____ Excerpted passage
The messy booking of Liv and Dom has the internet roasting the writers

If you have been checking the threads this week, you know the vibe. The creative direction for Liv Morgan and Dominik Mysterio has officially crossed from "we get the bit" into "what are we actually doing here" territory. Reports popping up on F4WOnline suggest that the internal frustration isn't just limited to Twitter trolls with anime avatars—it’s hitting people closer to the machine.

The discourse is a complete car crash, which is exactly why we love this sport. Half the fans think this is pure peak-era Attitude Era trash TV in the best way possible. They argue that chasing the soap opera ratings is the only way to keep the Monday night numbers afloat during the slow June stretch. If it gets eyes on the product, keep the cameras rolling.

Then you have the purists. These folks are convinced that turning the Women’s World Title picture into a secondary segment for a messy breakup arc is insulting to the work rate we saw at the last premium live event. They want to see actual matches, not thirty minutes of Dom being a coward while everyone waits for a payoff that feels like it’s been delayed since we talked about these booking frustrations last month.

The IWC check-in: three distinct flavours of anger

Let’s look at the receipts from the trenches. One user on the subreddit kept it blunt: "I’m tired of the slow-burn. We’ve done twelve weeks of stolen jackets and hallway stares. Either pull the trigger on a proper match or stop putting them in the main segment. It’s killing the momentum of the actual belt."
________
____ Material provided
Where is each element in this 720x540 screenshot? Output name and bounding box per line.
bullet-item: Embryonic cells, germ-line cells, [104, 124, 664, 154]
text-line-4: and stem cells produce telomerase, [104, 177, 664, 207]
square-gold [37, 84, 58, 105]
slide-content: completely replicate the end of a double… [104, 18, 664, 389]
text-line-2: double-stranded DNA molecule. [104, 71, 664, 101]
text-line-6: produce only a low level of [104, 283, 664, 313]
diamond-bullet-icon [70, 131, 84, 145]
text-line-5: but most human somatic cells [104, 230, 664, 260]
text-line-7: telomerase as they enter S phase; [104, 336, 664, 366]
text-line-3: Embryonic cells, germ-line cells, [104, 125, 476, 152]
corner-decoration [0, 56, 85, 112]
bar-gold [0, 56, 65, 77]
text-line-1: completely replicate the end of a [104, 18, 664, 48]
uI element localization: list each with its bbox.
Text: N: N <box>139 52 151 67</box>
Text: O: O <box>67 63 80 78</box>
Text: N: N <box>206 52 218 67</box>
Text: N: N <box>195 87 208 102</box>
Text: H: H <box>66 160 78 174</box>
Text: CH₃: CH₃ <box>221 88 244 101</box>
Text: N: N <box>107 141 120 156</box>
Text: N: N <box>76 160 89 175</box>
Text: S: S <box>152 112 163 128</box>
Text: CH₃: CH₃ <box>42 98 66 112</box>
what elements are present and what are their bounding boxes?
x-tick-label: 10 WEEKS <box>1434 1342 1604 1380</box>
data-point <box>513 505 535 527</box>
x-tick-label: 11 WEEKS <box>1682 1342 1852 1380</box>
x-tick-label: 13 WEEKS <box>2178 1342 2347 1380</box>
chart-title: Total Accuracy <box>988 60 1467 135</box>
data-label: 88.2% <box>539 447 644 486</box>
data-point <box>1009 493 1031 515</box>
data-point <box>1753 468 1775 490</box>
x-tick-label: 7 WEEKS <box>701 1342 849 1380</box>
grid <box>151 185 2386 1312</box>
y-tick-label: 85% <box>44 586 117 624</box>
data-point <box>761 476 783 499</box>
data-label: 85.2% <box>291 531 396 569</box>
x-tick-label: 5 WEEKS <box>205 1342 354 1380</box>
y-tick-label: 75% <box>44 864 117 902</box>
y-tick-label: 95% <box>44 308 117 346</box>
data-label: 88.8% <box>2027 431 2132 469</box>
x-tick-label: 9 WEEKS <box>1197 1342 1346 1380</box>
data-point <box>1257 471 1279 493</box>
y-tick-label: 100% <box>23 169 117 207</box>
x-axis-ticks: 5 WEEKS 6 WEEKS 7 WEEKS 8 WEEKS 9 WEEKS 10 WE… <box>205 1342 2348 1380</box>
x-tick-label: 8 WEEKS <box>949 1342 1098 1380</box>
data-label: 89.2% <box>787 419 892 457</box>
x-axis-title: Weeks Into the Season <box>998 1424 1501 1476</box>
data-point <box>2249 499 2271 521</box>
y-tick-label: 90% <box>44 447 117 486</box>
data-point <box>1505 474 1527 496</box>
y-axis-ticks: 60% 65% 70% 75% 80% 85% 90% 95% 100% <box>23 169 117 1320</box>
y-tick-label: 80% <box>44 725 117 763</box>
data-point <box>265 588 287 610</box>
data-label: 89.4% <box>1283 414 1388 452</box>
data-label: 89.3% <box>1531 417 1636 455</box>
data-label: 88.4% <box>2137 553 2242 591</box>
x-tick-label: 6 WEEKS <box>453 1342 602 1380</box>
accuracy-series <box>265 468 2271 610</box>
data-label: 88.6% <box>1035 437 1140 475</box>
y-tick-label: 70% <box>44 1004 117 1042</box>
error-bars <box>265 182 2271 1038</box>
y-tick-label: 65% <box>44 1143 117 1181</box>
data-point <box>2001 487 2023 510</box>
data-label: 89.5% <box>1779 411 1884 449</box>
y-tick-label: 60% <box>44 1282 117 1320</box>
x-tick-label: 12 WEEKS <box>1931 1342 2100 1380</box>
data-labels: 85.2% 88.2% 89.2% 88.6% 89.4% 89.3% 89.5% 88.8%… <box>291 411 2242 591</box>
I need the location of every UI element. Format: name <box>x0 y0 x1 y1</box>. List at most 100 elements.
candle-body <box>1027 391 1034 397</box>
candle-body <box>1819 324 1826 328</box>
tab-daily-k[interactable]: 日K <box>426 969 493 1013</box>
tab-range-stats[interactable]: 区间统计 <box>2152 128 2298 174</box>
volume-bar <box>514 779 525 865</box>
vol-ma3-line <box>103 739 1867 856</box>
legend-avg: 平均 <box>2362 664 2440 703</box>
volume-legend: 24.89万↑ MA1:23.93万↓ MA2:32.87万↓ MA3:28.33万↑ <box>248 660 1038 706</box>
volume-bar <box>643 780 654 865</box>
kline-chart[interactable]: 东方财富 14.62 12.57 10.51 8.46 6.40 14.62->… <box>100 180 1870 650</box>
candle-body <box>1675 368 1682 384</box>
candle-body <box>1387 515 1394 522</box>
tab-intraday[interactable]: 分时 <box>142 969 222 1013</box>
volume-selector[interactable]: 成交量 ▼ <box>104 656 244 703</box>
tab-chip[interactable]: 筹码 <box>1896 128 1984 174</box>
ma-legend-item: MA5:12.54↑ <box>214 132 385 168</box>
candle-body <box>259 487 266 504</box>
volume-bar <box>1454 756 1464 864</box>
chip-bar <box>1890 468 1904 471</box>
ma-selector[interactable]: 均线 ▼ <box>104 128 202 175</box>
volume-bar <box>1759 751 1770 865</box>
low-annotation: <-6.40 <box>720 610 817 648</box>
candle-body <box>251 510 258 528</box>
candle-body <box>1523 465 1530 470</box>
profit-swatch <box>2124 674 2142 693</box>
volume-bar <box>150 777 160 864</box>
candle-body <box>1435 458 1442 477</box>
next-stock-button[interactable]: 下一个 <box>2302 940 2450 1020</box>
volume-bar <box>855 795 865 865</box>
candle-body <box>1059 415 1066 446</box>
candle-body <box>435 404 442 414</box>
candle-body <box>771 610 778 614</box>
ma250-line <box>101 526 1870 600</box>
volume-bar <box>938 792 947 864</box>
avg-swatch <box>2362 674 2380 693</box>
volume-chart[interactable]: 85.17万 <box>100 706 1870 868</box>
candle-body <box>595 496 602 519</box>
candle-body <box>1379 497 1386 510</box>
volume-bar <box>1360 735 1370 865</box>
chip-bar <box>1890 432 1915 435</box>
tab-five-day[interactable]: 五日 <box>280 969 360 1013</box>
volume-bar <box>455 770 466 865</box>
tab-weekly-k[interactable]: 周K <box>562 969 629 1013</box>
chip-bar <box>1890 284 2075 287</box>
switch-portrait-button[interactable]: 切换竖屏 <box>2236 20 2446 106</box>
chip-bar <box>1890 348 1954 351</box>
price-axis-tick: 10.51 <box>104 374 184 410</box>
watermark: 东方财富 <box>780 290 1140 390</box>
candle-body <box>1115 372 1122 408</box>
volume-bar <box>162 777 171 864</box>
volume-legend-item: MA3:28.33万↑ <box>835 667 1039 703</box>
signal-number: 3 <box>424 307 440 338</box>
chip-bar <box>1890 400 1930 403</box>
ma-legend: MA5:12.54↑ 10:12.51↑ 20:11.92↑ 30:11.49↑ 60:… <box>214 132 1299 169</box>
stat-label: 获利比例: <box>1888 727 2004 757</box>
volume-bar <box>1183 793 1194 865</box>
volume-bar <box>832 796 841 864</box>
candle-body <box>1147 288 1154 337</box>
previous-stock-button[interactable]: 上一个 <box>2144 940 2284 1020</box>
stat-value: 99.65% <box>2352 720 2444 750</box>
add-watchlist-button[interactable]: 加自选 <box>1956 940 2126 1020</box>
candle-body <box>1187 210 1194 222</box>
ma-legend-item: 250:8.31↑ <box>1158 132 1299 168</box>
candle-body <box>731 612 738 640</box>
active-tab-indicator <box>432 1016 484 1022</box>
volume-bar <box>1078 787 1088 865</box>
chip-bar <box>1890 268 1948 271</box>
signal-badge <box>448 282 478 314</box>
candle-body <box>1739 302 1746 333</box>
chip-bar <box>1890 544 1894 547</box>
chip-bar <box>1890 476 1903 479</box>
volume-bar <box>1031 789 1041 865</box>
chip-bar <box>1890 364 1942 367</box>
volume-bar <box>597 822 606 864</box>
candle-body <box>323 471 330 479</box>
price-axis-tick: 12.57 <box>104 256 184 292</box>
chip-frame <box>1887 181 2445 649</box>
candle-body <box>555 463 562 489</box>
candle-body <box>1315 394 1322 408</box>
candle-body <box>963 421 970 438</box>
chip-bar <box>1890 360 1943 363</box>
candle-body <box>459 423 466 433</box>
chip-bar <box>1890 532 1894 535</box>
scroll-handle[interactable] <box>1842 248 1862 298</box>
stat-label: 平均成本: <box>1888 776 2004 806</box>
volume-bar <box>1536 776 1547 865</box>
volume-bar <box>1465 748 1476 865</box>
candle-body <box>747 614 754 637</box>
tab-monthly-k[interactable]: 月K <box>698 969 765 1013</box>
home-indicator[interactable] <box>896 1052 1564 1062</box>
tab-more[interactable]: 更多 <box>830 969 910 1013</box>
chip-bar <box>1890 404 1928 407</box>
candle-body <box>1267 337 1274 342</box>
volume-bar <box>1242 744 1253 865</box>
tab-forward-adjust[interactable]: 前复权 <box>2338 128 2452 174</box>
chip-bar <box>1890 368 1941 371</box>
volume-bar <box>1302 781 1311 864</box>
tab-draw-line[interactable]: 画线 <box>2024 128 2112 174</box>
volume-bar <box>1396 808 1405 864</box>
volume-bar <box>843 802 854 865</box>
________
• Problem statement
In the wrestling commentary, how many weeks of "stolen jackets and hallway stares" does the quoted subreddit user say have already been done?

• Response to the exercise
Twelve weeks.